*WHAT THE TASK REQUIRES:*
Retype each line of the material exactly, please, skipping any picture in it.

*MATERIAL FOR THIS TASK:*

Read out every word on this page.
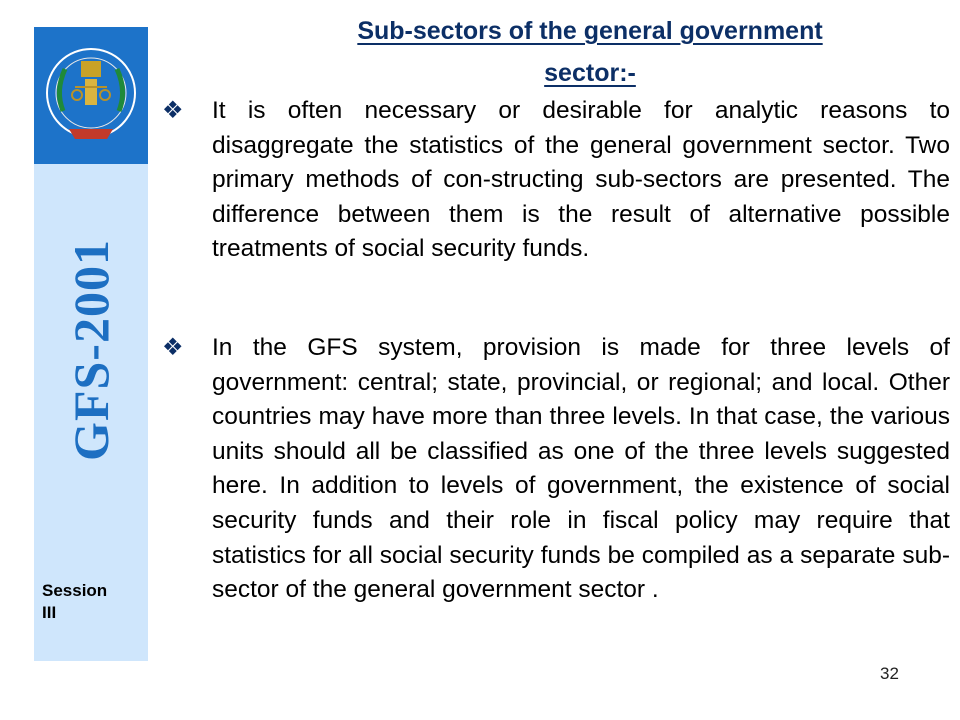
GFS-2001
Session
III
Sub-sectors of the general government
sector:-
❖ It is often necessary or desirable for analytic reasons to disaggregate the statistics of the general government sector. Two primary methods of con-structing sub-sectors are presented. The difference between them is the result of alternative possible treatments of social security funds.
❖ In the GFS system, provision is made for three levels of government: central; state, provincial, or regional; and local. Other countries may have more than three levels. In that case, the various units should all be classified as one of the three levels suggested here. In addition to levels of government, the existence of social security funds and their role in fiscal policy may require that statistics for all social security funds be compiled as a separate sub-sector of the general government sector .
32
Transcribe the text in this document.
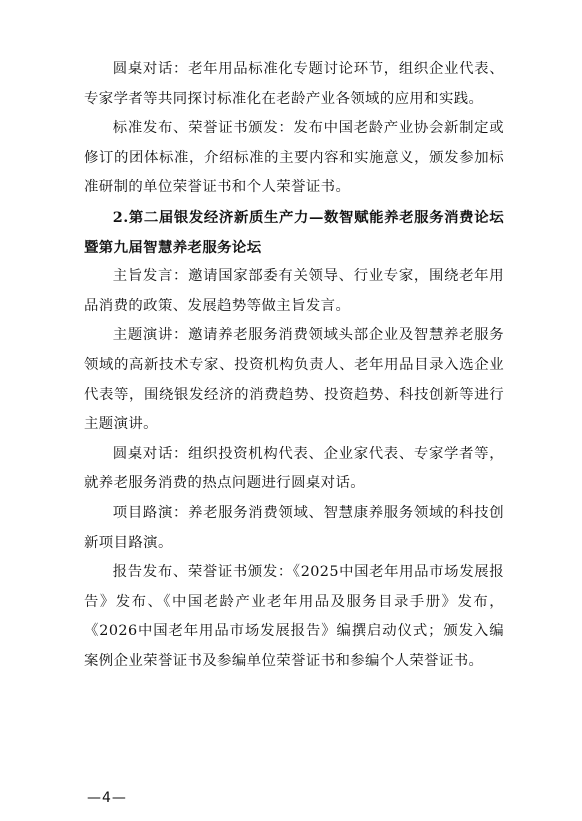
圆桌对话：老年用品标准化专题讨论环节，组织企业代表、专家学者等共同探讨标准化在老龄产业各领域的应用和实践。

标准发布、荣誉证书颁发：发布中国老龄产业协会新制定或修订的团体标准，介绍标准的主要内容和实施意义，颁发参加标准研制的单位荣誉证书和个人荣誉证书。

2.第二届银发经济新质生产力—数智赋能养老服务消费论坛暨第九届智慧养老服务论坛

主旨发言：邀请国家部委有关领导、行业专家，围绕老年用品消费的政策、发展趋势等做主旨发言。

主题演讲：邀请养老服务消费领域头部企业及智慧养老服务领域的高新技术专家、投资机构负责人、老年用品目录入选企业代表等，围绕银发经济的消费趋势、投资趋势、科技创新等进行主题演讲。

圆桌对话：组织投资机构代表、企业家代表、专家学者等，就养老服务消费的热点问题进行圆桌对话。

项目路演：养老服务消费领域、智慧康养服务领域的科技创新项目路演。

报告发布、荣誉证书颁发：《2025中国老年用品市场发展报告》发布、《中国老龄产业老年用品及服务目录手册》发布，《2026中国老年用品市场发展报告》编撰启动仪式；颁发入编案例企业荣誉证书及参编单位荣誉证书和参编个人荣誉证书。

—4—
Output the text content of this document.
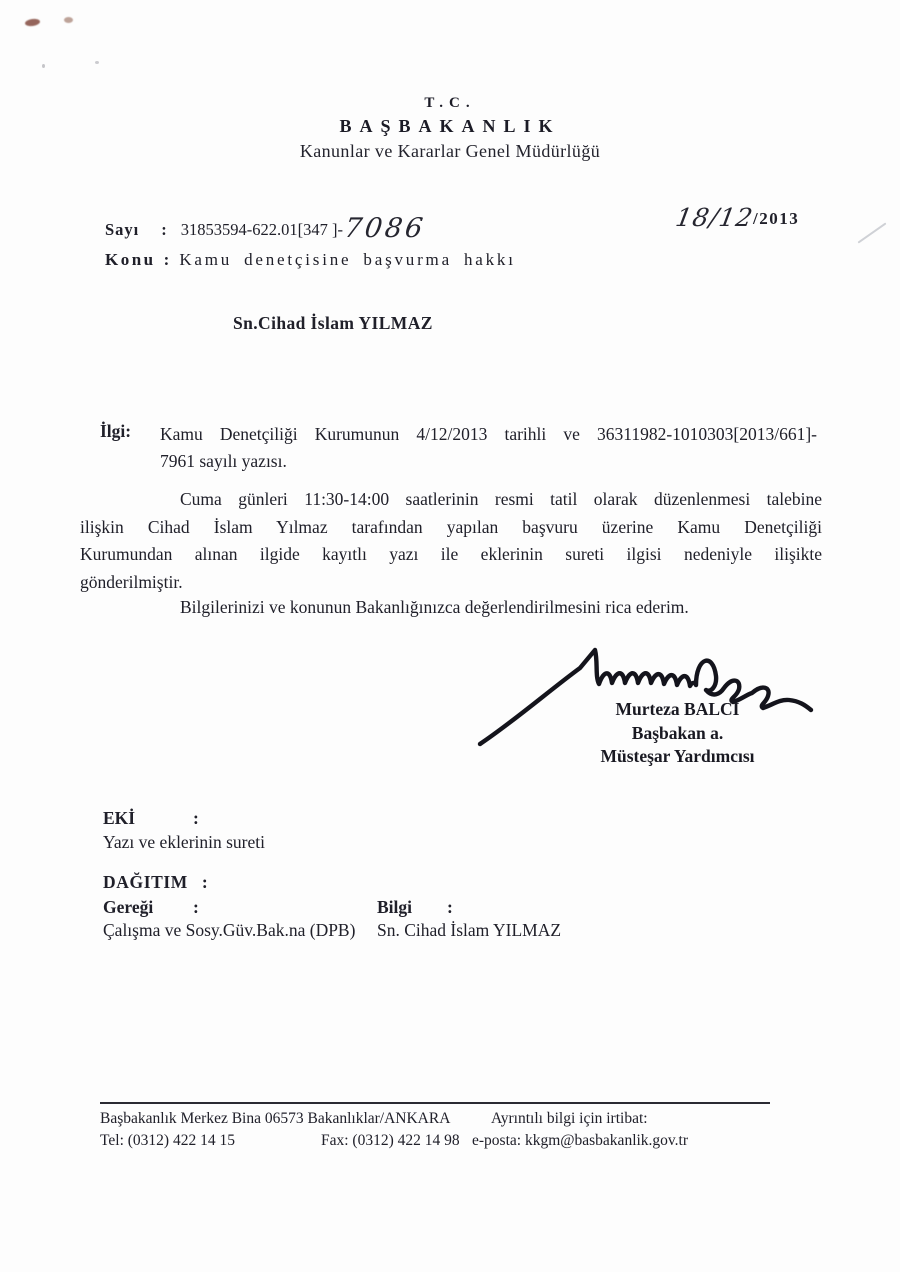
T.C.
BAŞBAKANLIK
Kanunlar ve Kararlar Genel Müdürlüğü
Sayı : 31853594-622.01[347 ]-7086	18/12/2013
Konu : Kamu denetçisine başvurma hakkı
Sn.Cihad İslam YILMAZ
İlgi: Kamu Denetçiliği Kurumunun 4/12/2013 tarihli ve 36311982-1010303[2013/661]-
7961 sayılı yazısı.
Cuma günleri 11:30-14:00 saatlerinin resmi tatil olarak düzenlenmesi talebine
ilişkin Cihad İslam Yılmaz tarafından yapılan başvuru üzerine Kamu Denetçiliği
Kurumundan alınan ilgide kayıtlı yazı ile eklerinin sureti ilgisi nedeniyle ilişikte
gönderilmiştir.
Bilgilerinizi ve konunun Bakanlığınızca değerlendirilmesini rica ederim.
Murteza BALCI
Başbakan a.
Müsteşar Yardımcısı
EKİ	:
Yazı ve eklerinin sureti
DAĞITIM :
Gereği :	Bilgi :
Çalışma ve Sosy.Güv.Bak.na (DPB) Sn. Cihad İslam YILMAZ
Başbakanlık Merkez Bina 06573 Bakanlıklar/ANKARA	Ayrıntılı bilgi için irtibat:
Tel: (0312) 422 14 15	Fax: (0312) 422 14 98 e-posta: kkgm@basbakanlik.gov.tr
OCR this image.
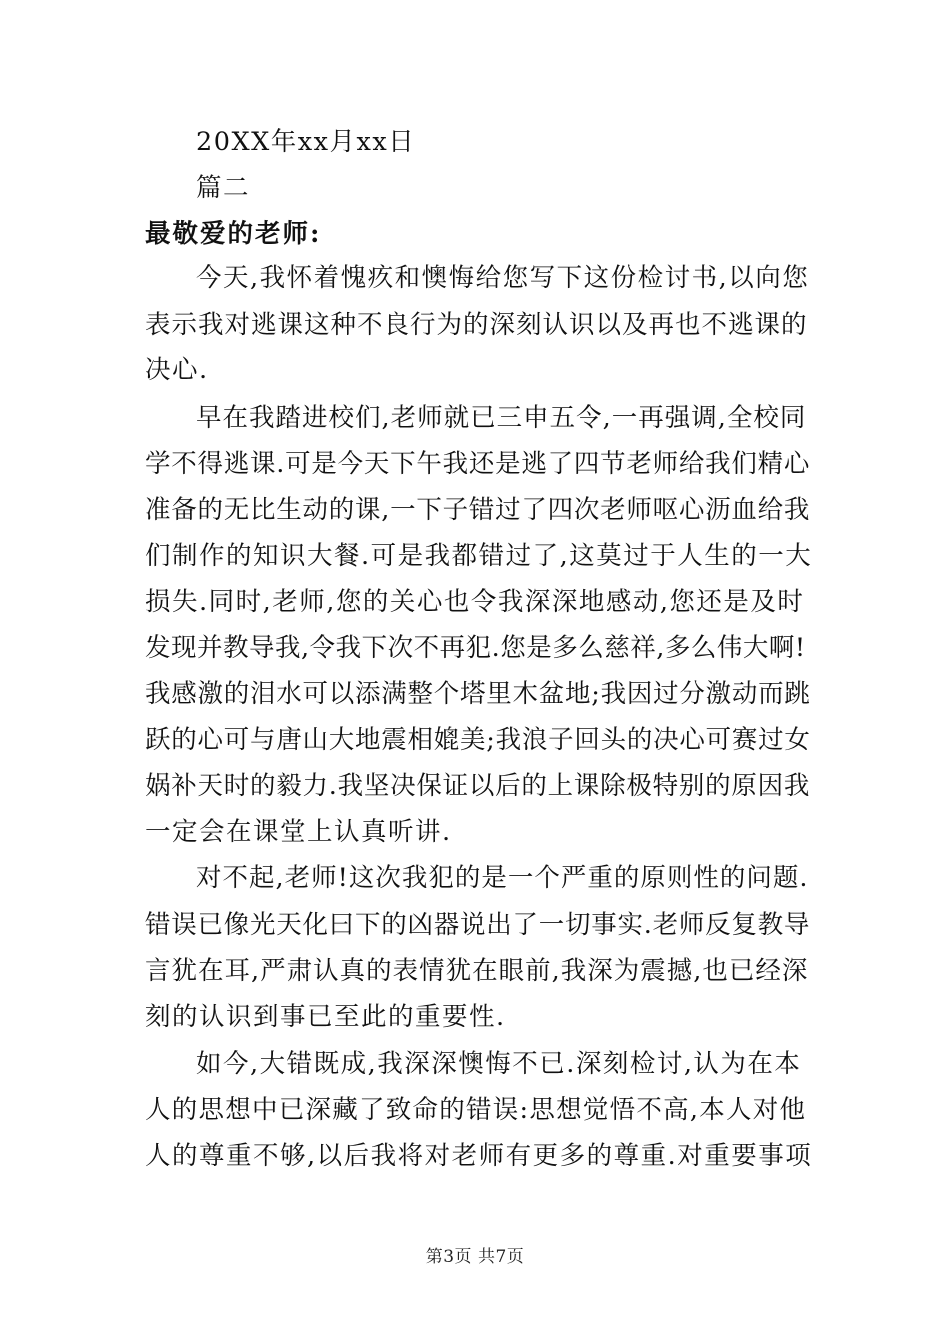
20XX年xx月xx日
篇二
最敬爱的老师:
今天,我怀着愧疚和懊悔给您写下这份检讨书,以向您
表示我对逃课这种不良行为的深刻认识以及再也不逃课的
决心.
早在我踏进校们,老师就已三申五令,一再强调,全校同
学不得逃课.可是今天下午我还是逃了四节老师给我们精心
准备的无比生动的课,一下子错过了四次老师呕心沥血给我
们制作的知识大餐.可是我都错过了,这莫过于人生的一大
损失.同时,老师,您的关心也令我深深地感动,您还是及时
发现并教导我,令我下次不再犯.您是多么慈祥,多么伟大啊!
我感激的泪水可以添满整个塔里木盆地;我因过分激动而跳
跃的心可与唐山大地震相媲美;我浪子回头的决心可赛过女
娲补天时的毅力.我坚决保证以后的上课除极特别的原因我
一定会在课堂上认真听讲.
对不起,老师!这次我犯的是一个严重的原则性的问题.
错误已像光天化曰下的凶器说出了一切事实.老师反复教导
言犹在耳,严肃认真的表情犹在眼前,我深为震撼,也已经深
刻的认识到事已至此的重要性.
如今,大错既成,我深深懊悔不已.深刻检讨,认为在本
人的思想中已深藏了致命的错误:思想觉悟不高,本人对他
人的尊重不够,以后我将对老师有更多的尊重.对重要事项
第3页 共7页
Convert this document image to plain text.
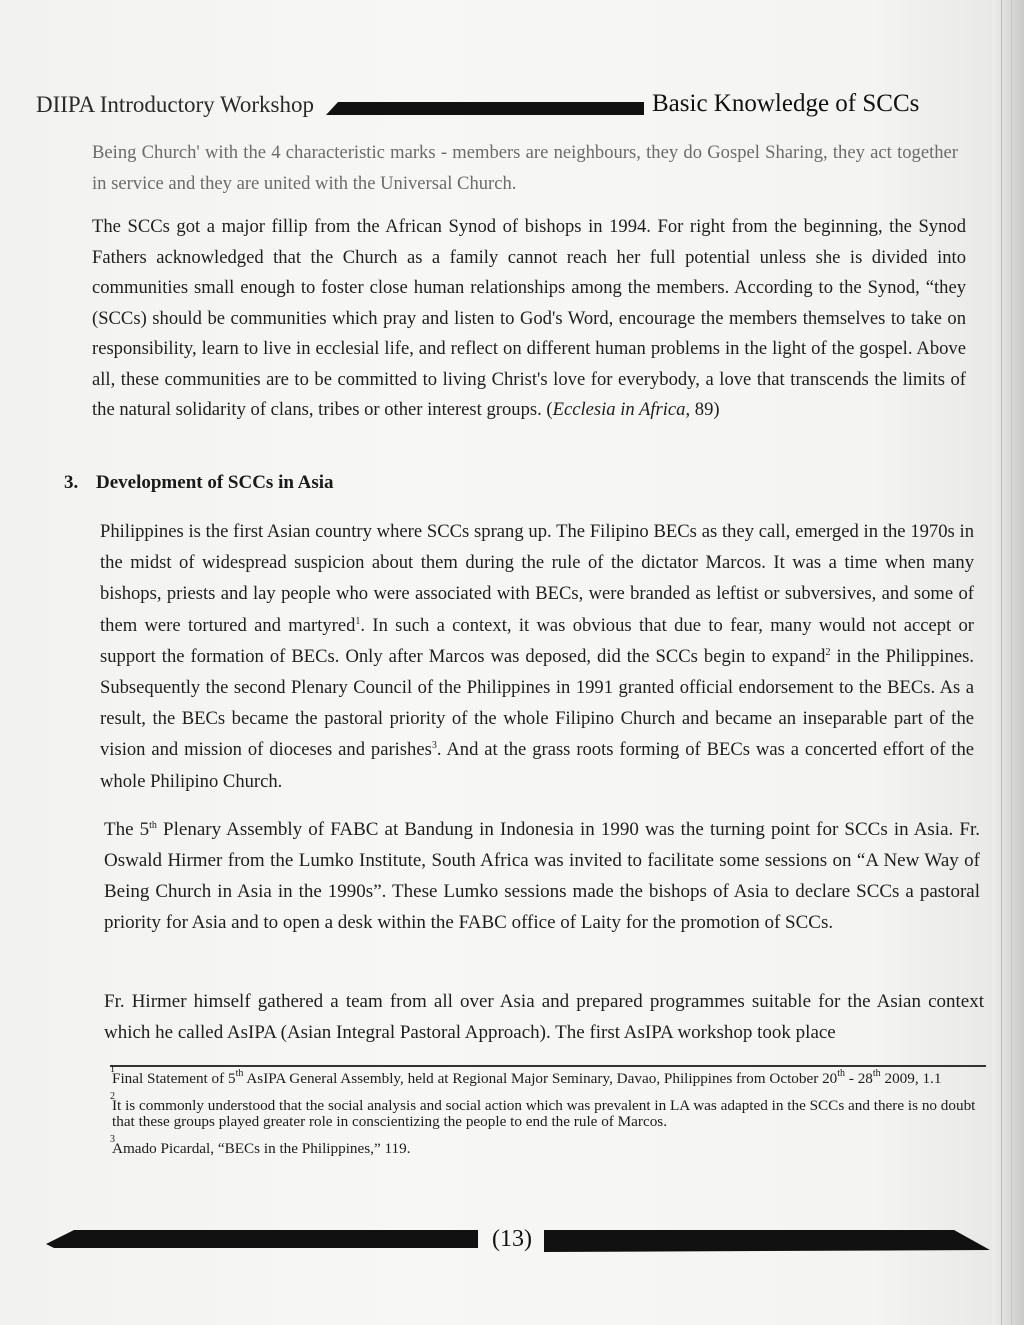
DIIPA Introductory Workshop	Basic Knowledge of SCCs
Being Church' with the 4 characteristic marks - members are neighbours, they do Gospel Sharing, they act together in service and they are united with the Universal Church.
The SCCs got a major fillip from the African Synod of bishops in 1994. For right from the beginning, the Synod Fathers acknowledged that the Church as a family cannot reach her full potential unless she is divided into communities small enough to foster close human relationships among the members. According to the Synod, “they (SCCs) should be communities which pray and listen to God's Word, encourage the members themselves to take on responsibility, learn to live in ecclesial life, and reflect on different human problems in the light of the gospel. Above all, these communities are to be committed to living Christ's love for everybody, a love that transcends the limits of the natural solidarity of clans, tribes or other interest groups. (Ecclesia in Africa, 89)
3. Development of SCCs in Asia
Philippines is the first Asian country where SCCs sprang up. The Filipino BECs as they call, emerged in the 1970s in the midst of widespread suspicion about them during the rule of the dictator Marcos. It was a time when many bishops, priests and lay people who were associated with BECs, were branded as leftist or subversives, and some of them were tortured and martyred$^1$. In such a context, it was obvious that due to fear, many would not accept or support the formation of BECs. Only after Marcos was deposed, did the SCCs begin to expand$^2$ in the Philippines. Subsequently the second Plenary Council of the Philippines in 1991 granted official endorsement to the BECs. As a result, the BECs became the pastoral priority of the whole Filipino Church and became an inseparable part of the vision and mission of dioceses and parishes$^3$. And at the grass roots forming of BECs was a concerted effort of the whole Philipino Church.
The 5th Plenary Assembly of FABC at Bandung in Indonesia in 1990 was the turning point for SCCs in Asia. Fr. Oswald Hirmer from the Lumko Institute, South Africa was invited to facilitate some sessions on “A New Way of Being Church in Asia in the 1990s”. These Lumko sessions made the bishops of Asia to declare SCCs a pastoral priority for Asia and to open a desk within the FABC office of Laity for the promotion of SCCs.
Fr. Hirmer himself gathered a team from all over Asia and prepared programmes suitable for the Asian context which he called AsIPA (Asian Integral Pastoral Approach). The first AsIPA workshop took place
1

Final Statement of 5th AsIPA General Assembly, held at Regional Major Seminary, Davao, Philippines from October 20th - 28th 2009, 1.1

2

It is commonly understood that the social analysis and social action which was prevalent in LA was adapted in the SCCs and there is no doubt that these groups played greater role in conscientizing the people to end the rule of Marcos.

3

Amado Picardal, “BECs in the Philippines,” 119.

(13)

*FINISHED TASK:*
Read out every word on this page.
GFS-2001
Session
III
Sub-sectors of the general government
sector:-
❖ It is often necessary or desirable for analytic reasons to disaggregate the statistics of the general government sector. Two primary methods of con-structing sub-sectors are presented. The difference between them is the result of alternative possible treatments of social security funds.
❖ In the GFS system, provision is made for three levels of government: central; state, provincial, or regional; and local. Other countries may have more than three levels. In that case, the various units should all be classified as one of the three levels suggested here. In addition to levels of government, the existence of social security funds and their role in fiscal policy may require that statistics for all social security funds be compiled as a separate sub-sector of the general government sector .
32
Transcribe the text in this document.
圆桌对话：老年用品标准化专题讨论环节，组织企业代表、专家学者等共同探讨标准化在老龄产业各领域的应用和实践。

标准发布、荣誉证书颁发：发布中国老龄产业协会新制定或修订的团体标准，介绍标准的主要内容和实施意义，颁发参加标准研制的单位荣誉证书和个人荣誉证书。

2.第二届银发经济新质生产力—数智赋能养老服务消费论坛暨第九届智慧养老服务论坛

主旨发言：邀请国家部委有关领导、行业专家，围绕老年用品消费的政策、发展趋势等做主旨发言。

主题演讲：邀请养老服务消费领域头部企业及智慧养老服务领域的高新技术专家、投资机构负责人、老年用品目录入选企业代表等，围绕银发经济的消费趋势、投资趋势、科技创新等进行主题演讲。

圆桌对话：组织投资机构代表、企业家代表、专家学者等，就养老服务消费的热点问题进行圆桌对话。

项目路演：养老服务消费领域、智慧康养服务领域的科技创新项目路演。

报告发布、荣誉证书颁发：《2025中国老年用品市场发展报告》发布、《中国老龄产业老年用品及服务目录手册》发布，《2026中国老年用品市场发展报告》编撰启动仪式；颁发入编案例企业荣誉证书及参编单位荣誉证书和参编个人荣誉证书。

—4—
Output the text content of this document.
T.C.
BAŞBAKANLIK
Kanunlar ve Kararlar Genel Müdürlüğü
Sayı : 31853594-622.01[347 ]-7086	18/12/2013
Konu : Kamu denetçisine başvurma hakkı
Sn.Cihad İslam YILMAZ
İlgi: Kamu Denetçiliği Kurumunun 4/12/2013 tarihli ve 36311982-1010303[2013/661]-
7961 sayılı yazısı.
Cuma günleri 11:30-14:00 saatlerinin resmi tatil olarak düzenlenmesi talebine
ilişkin Cihad İslam Yılmaz tarafından yapılan başvuru üzerine Kamu Denetçiliği
Kurumundan alınan ilgide kayıtlı yazı ile eklerinin sureti ilgisi nedeniyle ilişikte
gönderilmiştir.
Bilgilerinizi ve konunun Bakanlığınızca değerlendirilmesini rica ederim.
Murteza BALCI
Başbakan a.
Müsteşar Yardımcısı
EKİ	:
Yazı ve eklerinin sureti
DAĞITIM :
Gereği :	Bilgi :
Çalışma ve Sosy.Güv.Bak.na (DPB) Sn. Cihad İslam YILMAZ
Başbakanlık Merkez Bina 06573 Bakanlıklar/ANKARA	Ayrıntılı bilgi için irtibat:
Tel: (0312) 422 14 15	Fax: (0312) 422 14 98 e-posta: kkgm@basbakanlik.gov.tr
OCR this image.
20XX年xx月xx日
篇二
最敬爱的老师:
今天,我怀着愧疚和懊悔给您写下这份检讨书,以向您
表示我对逃课这种不良行为的深刻认识以及再也不逃课的
决心.
早在我踏进校们,老师就已三申五令,一再强调,全校同
学不得逃课.可是今天下午我还是逃了四节老师给我们精心
准备的无比生动的课,一下子错过了四次老师呕心沥血给我
们制作的知识大餐.可是我都错过了,这莫过于人生的一大
损失.同时,老师,您的关心也令我深深地感动,您还是及时
发现并教导我,令我下次不再犯.您是多么慈祥,多么伟大啊!
我感激的泪水可以添满整个塔里木盆地;我因过分激动而跳
跃的心可与唐山大地震相媲美;我浪子回头的决心可赛过女
娲补天时的毅力.我坚决保证以后的上课除极特别的原因我
一定会在课堂上认真听讲.
对不起,老师!这次我犯的是一个严重的原则性的问题.
错误已像光天化曰下的凶器说出了一切事实.老师反复教导
言犹在耳,严肃认真的表情犹在眼前,我深为震撼,也已经深
刻的认识到事已至此的重要性.
如今,大错既成,我深深懊悔不已.深刻检讨,认为在本
人的思想中已深藏了致命的错误:思想觉悟不高,本人对他
人的尊重不够,以后我将对老师有更多的尊重.对重要事项
第3页 共7页
Convert this document image to plain text.
DIIPA Introductory Workshop	Basic Knowledge of SCCs
Being Church' with the 4 characteristic marks - members are neighbours, they do Gospel Sharing, they act together in service and they are united with the Universal Church.
The SCCs got a major fillip from the African Synod of bishops in 1994. For right from the beginning, the Synod Fathers acknowledged that the Church as a family cannot reach her full potential unless she is divided into communities small enough to foster close human relationships among the members. According to the Synod, “they (SCCs) should be communities which pray and listen to God's Word, encourage the members themselves to take on responsibility, learn to live in ecclesial life, and reflect on different human problems in the light of the gospel. Above all, these communities are to be committed to living Christ's love for everybody, a love that transcends the limits of the natural solidarity of clans, tribes or other interest groups. (Ecclesia in Africa, 89)
3. Development of SCCs in Asia
Philippines is the first Asian country where SCCs sprang up. The Filipino BECs as they call, emerged in the 1970s in the midst of widespread suspicion about them during the rule of the dictator Marcos. It was a time when many bishops, priests and lay people who were associated with BECs, were branded as leftist or subversives, and some of them were tortured and martyred$^1$. In such a context, it was obvious that due to fear, many would not accept or support the formation of BECs. Only after Marcos was deposed, did the SCCs begin to expand$^2$ in the Philippines. Subsequently the second Plenary Council of the Philippines in 1991 granted official endorsement to the BECs. As a result, the BECs became the pastoral priority of the whole Filipino Church and became an inseparable part of the vision and mission of dioceses and parishes$^3$. And at the grass roots forming of BECs was a concerted effort of the whole Philipino Church.
The 5th Plenary Assembly of FABC at Bandung in Indonesia in 1990 was the turning point for SCCs in Asia. Fr. Oswald Hirmer from the Lumko Institute, South Africa was invited to facilitate some sessions on “A New Way of Being Church in Asia in the 1990s”. These Lumko sessions made the bishops of Asia to declare SCCs a pastoral priority for Asia and to open a desk within the FABC office of Laity for the promotion of SCCs.
Fr. Hirmer himself gathered a team from all over Asia and prepared programmes suitable for the Asian context which he called AsIPA (Asian Integral Pastoral Approach). The first AsIPA workshop took place
1

Final Statement of 5th AsIPA General Assembly, held at Regional Major Seminary, Davao, Philippines from October 20th - 28th 2009, 1.1

2

It is commonly understood that the social analysis and social action which was prevalent in LA was adapted in the SCCs and there is no doubt that these groups played greater role in conscientizing the people to end the rule of Marcos.

3

Amado Picardal, “BECs in the Philippines,” 119.

(13)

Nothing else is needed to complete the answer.